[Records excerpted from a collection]
== == ==
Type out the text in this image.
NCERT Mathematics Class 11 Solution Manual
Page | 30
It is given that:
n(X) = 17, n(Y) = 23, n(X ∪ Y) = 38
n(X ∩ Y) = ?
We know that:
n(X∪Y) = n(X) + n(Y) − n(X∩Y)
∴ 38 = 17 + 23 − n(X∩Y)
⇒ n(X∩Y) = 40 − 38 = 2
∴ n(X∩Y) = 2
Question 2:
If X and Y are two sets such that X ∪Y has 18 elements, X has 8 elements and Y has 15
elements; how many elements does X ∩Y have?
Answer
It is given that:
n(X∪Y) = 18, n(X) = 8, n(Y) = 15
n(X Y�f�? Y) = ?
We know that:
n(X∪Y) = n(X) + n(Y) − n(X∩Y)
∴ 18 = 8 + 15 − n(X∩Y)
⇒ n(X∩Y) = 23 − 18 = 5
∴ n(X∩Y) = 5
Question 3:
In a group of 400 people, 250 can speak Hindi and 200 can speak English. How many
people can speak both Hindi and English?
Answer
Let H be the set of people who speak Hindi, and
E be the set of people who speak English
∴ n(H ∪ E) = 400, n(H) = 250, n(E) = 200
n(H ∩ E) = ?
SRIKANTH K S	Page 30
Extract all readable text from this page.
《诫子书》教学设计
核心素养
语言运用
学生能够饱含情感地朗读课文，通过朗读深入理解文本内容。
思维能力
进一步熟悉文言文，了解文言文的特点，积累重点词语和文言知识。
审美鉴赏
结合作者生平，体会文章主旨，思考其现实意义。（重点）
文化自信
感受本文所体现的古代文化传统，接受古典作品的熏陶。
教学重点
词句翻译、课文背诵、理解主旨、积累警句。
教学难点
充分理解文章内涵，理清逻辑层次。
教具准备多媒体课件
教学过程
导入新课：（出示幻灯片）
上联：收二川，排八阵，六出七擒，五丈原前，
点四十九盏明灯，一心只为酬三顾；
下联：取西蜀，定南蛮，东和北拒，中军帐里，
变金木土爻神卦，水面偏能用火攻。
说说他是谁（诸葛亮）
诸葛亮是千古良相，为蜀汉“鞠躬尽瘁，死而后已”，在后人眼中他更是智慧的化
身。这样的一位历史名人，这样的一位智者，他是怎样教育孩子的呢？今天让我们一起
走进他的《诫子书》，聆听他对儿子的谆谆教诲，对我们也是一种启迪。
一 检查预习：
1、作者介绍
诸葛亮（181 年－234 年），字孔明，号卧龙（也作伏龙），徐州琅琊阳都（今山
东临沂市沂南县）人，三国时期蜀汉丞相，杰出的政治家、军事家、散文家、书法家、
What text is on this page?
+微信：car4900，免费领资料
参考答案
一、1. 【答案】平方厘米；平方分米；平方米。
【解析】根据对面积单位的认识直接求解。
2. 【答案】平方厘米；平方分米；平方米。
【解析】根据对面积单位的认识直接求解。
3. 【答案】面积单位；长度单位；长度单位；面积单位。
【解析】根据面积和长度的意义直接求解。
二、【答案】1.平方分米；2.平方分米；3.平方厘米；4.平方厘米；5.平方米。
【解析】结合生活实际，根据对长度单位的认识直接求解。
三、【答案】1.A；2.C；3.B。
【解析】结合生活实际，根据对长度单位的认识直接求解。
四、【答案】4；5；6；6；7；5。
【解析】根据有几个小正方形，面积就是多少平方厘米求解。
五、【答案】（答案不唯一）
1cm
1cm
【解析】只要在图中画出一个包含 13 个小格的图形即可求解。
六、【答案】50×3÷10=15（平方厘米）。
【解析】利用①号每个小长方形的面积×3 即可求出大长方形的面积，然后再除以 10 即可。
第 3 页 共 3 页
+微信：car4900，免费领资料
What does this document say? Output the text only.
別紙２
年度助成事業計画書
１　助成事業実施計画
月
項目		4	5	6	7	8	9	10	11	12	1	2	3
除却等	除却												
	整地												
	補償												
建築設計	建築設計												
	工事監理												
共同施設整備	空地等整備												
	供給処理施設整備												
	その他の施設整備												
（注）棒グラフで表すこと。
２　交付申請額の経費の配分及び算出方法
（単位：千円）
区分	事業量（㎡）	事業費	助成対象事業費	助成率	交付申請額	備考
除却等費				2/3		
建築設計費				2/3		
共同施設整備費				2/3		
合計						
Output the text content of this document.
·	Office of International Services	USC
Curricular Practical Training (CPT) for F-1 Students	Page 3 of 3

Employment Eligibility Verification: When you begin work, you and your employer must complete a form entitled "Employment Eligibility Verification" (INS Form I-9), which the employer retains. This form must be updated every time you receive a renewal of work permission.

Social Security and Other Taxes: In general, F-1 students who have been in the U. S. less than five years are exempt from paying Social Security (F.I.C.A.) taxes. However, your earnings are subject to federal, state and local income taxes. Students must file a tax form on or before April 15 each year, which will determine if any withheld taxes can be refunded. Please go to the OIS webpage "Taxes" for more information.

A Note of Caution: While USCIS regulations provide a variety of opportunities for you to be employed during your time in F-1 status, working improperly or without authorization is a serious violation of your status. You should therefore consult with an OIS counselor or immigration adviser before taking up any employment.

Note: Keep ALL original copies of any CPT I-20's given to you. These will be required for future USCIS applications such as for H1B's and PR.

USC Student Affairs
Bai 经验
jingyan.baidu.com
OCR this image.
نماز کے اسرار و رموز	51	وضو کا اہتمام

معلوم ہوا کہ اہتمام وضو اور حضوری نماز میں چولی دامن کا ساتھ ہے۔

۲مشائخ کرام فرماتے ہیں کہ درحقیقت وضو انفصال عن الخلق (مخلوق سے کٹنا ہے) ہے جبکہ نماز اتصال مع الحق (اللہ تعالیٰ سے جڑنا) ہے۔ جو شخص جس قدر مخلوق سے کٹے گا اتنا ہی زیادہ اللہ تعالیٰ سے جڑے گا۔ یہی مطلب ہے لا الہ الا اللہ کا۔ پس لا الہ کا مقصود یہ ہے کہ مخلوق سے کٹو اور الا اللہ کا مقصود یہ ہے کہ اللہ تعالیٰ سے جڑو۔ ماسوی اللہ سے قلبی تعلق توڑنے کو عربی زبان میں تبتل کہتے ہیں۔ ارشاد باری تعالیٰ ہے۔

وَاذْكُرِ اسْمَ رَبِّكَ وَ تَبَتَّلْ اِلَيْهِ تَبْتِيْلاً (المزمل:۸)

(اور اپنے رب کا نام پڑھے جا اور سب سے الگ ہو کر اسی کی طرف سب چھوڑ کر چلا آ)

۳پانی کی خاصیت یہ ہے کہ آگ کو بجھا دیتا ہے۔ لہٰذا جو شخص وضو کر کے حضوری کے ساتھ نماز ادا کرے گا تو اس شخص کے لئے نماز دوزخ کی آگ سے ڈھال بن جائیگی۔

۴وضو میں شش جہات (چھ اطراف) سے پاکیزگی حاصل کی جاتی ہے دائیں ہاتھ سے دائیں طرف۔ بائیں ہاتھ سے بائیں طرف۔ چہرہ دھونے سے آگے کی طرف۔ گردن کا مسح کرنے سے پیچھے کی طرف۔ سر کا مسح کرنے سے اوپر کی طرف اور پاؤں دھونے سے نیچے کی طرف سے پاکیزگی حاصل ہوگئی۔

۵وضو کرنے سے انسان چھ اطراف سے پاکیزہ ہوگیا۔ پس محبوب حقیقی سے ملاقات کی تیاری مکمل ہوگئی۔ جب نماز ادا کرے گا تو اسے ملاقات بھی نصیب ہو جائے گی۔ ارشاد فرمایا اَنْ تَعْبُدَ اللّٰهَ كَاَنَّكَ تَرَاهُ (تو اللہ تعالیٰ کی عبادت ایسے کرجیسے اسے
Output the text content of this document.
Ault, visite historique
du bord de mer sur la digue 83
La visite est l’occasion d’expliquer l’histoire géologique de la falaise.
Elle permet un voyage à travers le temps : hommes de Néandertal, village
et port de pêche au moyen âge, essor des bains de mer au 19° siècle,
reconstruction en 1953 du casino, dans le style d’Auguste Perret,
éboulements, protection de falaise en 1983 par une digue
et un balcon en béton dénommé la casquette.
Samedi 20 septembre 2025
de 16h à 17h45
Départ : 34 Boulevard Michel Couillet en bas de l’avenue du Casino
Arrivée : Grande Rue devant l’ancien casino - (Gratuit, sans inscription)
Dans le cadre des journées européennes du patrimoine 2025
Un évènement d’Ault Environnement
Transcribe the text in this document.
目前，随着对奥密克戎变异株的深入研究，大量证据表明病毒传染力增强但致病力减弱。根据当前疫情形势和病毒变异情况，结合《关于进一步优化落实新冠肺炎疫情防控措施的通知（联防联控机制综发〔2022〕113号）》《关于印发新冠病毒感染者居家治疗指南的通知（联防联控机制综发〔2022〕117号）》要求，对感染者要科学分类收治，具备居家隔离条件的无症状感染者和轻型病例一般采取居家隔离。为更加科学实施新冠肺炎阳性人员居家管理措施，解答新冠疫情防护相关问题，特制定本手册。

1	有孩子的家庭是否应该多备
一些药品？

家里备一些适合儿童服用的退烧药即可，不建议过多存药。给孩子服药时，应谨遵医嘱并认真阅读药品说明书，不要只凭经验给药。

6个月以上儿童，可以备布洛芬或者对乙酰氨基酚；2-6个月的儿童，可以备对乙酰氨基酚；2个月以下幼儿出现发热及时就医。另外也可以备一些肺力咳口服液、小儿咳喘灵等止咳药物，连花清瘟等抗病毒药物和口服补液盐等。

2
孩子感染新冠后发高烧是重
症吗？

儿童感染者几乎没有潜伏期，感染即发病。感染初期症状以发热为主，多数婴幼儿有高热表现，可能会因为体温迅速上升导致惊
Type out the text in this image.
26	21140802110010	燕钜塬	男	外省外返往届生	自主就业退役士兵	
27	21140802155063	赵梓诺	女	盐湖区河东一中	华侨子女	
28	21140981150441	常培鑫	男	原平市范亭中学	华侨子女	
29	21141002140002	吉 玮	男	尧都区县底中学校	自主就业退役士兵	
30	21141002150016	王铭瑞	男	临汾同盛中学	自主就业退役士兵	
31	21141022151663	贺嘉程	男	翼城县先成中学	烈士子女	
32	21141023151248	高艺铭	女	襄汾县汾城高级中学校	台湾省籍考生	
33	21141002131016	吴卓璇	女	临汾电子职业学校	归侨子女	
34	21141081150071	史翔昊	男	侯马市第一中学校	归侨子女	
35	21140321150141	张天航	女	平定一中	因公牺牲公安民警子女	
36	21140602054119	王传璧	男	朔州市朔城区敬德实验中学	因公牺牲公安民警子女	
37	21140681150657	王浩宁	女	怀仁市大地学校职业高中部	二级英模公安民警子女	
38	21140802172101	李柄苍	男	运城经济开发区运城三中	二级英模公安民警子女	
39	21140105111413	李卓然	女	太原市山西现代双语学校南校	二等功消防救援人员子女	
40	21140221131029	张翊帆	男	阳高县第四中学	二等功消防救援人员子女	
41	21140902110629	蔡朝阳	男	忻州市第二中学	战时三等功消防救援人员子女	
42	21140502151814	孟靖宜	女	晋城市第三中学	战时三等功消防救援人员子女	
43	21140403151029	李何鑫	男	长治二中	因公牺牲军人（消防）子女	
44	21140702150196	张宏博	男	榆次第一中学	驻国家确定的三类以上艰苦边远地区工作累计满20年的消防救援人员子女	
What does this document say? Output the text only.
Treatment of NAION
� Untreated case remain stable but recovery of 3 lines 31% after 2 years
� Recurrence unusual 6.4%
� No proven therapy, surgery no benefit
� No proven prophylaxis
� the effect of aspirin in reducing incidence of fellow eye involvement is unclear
== == ==
• **YOUR OBJECTIVE**: From the entries above, copy out every line where the string "Ault" appears.

• **EXERCISE SOLUTION**:
Ault, visite historique
Un évènement d’Ault Environnement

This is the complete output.